Problem details >> Write only the number of lines holding the string "JSON".

Task data >>
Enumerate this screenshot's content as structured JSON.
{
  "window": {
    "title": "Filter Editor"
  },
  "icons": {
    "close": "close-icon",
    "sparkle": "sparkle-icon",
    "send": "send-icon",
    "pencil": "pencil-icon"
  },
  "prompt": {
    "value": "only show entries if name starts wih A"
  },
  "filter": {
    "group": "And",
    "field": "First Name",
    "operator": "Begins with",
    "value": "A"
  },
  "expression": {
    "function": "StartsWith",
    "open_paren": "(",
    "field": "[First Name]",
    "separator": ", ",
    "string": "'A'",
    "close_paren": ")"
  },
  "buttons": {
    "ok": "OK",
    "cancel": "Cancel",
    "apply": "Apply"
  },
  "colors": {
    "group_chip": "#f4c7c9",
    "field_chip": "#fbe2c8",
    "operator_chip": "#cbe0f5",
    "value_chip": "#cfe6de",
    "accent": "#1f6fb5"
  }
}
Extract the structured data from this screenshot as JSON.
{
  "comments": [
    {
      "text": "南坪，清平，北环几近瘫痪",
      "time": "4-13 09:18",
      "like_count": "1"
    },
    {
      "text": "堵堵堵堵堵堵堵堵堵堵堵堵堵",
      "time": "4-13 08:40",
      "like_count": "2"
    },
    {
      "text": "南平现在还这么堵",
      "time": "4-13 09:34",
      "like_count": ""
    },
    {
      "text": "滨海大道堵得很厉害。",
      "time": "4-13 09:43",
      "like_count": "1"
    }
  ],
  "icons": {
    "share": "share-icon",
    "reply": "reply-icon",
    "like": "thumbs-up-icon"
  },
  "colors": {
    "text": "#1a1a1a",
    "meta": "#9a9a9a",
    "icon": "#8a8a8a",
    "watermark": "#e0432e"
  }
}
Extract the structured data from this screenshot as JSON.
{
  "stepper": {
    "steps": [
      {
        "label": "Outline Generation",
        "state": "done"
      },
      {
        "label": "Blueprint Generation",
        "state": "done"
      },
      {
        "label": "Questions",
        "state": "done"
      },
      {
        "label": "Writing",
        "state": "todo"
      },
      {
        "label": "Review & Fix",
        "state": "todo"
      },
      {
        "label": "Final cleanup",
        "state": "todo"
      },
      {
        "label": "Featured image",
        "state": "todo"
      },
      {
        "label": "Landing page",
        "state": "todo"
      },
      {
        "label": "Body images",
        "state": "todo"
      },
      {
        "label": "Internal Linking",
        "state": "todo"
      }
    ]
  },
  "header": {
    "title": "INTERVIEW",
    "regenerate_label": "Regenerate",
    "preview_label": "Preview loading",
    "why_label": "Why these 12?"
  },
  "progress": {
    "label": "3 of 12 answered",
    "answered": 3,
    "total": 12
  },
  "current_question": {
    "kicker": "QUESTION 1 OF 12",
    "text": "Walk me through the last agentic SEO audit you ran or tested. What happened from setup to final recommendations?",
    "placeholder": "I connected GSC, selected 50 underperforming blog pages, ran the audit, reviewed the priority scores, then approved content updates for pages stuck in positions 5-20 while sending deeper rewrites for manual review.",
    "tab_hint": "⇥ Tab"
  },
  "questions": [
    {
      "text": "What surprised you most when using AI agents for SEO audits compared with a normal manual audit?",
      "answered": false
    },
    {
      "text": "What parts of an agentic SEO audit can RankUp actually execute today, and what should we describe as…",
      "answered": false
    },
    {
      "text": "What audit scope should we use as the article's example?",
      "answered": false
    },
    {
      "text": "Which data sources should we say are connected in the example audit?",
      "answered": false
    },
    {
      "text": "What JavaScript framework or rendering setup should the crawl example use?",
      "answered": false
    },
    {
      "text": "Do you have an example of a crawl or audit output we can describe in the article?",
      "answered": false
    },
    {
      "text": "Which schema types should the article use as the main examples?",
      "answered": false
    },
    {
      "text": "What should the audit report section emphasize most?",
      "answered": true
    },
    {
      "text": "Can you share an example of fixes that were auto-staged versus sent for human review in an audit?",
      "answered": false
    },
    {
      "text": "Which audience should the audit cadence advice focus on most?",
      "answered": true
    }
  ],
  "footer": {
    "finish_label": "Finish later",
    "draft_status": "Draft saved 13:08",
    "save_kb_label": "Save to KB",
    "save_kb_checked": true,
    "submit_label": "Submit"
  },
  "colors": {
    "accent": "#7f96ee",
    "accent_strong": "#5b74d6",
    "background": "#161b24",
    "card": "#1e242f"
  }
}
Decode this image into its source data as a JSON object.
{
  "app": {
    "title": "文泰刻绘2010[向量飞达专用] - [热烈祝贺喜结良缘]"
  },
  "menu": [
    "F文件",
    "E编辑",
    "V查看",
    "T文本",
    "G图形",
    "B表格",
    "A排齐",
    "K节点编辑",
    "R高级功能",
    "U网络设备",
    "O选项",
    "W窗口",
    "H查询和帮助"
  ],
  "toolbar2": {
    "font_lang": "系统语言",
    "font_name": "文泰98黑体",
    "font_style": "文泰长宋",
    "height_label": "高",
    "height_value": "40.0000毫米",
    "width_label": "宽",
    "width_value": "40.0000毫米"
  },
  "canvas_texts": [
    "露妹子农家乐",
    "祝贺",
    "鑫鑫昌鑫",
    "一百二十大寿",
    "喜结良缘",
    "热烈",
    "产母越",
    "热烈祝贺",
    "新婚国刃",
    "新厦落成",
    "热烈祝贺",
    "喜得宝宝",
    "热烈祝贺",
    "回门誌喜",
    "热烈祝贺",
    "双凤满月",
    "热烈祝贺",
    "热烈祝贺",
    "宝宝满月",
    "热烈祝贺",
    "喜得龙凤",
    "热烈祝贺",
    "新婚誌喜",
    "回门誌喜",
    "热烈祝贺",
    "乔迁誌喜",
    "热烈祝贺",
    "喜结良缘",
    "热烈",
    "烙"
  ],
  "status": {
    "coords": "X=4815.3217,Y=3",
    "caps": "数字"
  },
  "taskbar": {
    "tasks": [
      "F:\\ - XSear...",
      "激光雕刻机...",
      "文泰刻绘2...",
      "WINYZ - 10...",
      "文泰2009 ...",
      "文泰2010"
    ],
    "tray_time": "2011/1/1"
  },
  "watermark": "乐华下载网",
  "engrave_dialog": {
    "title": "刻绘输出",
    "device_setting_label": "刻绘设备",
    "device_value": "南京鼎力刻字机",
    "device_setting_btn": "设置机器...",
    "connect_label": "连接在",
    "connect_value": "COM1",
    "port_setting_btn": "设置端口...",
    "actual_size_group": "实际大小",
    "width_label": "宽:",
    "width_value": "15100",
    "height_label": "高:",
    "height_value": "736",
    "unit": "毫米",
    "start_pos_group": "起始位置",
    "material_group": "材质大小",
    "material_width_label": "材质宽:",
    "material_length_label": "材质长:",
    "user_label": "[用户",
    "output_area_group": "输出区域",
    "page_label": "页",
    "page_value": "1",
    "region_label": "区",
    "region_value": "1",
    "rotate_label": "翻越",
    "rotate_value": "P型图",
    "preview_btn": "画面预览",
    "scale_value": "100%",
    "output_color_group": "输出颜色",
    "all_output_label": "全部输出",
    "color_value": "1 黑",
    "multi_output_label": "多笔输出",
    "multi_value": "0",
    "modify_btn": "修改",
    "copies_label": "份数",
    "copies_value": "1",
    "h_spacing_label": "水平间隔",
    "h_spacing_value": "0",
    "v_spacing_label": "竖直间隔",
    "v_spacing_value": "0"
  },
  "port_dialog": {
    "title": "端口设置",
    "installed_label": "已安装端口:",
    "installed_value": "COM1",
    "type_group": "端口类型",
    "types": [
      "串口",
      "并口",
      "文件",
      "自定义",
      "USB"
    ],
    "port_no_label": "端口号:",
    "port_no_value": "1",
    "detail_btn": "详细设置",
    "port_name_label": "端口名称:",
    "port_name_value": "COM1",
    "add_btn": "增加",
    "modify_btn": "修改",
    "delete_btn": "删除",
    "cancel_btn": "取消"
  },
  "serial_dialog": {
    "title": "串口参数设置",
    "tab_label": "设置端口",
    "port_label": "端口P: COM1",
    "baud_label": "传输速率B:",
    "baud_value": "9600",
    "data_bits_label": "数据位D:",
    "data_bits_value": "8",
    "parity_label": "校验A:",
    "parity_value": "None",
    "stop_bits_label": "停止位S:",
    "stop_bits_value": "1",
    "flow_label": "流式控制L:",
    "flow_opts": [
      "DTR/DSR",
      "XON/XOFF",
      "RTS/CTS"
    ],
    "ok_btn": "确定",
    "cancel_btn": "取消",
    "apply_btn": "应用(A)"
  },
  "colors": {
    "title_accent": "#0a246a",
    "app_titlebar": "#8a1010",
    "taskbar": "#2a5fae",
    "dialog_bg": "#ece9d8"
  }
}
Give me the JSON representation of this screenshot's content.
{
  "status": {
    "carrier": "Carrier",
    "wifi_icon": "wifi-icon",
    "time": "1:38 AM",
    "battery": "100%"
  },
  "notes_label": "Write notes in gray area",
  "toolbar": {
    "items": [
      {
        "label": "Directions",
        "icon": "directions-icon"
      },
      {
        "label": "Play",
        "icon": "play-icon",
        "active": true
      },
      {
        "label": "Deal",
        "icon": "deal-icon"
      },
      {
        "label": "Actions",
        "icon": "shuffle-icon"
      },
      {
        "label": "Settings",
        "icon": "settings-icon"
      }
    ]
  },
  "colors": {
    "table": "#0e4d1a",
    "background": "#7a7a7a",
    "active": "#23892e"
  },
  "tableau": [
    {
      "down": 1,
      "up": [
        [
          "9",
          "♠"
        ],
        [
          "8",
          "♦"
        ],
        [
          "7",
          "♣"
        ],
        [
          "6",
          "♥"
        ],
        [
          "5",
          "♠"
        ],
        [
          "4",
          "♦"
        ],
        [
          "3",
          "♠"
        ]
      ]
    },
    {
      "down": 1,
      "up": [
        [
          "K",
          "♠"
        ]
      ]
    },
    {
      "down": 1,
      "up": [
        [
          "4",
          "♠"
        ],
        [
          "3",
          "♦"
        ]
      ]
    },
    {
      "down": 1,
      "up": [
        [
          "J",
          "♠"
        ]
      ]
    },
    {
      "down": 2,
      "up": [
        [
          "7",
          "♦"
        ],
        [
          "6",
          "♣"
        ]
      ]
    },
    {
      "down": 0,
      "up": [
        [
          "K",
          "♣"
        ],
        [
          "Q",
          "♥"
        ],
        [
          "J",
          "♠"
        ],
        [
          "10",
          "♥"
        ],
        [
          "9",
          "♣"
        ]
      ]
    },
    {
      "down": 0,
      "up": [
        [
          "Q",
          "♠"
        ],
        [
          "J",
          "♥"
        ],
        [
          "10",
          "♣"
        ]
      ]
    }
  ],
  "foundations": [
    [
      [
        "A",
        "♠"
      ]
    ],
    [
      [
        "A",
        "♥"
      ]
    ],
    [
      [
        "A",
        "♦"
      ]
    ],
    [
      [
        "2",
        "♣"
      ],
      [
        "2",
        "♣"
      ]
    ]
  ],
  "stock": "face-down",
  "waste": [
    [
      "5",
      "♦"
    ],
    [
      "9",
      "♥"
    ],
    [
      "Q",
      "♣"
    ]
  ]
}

Exercise result >> 5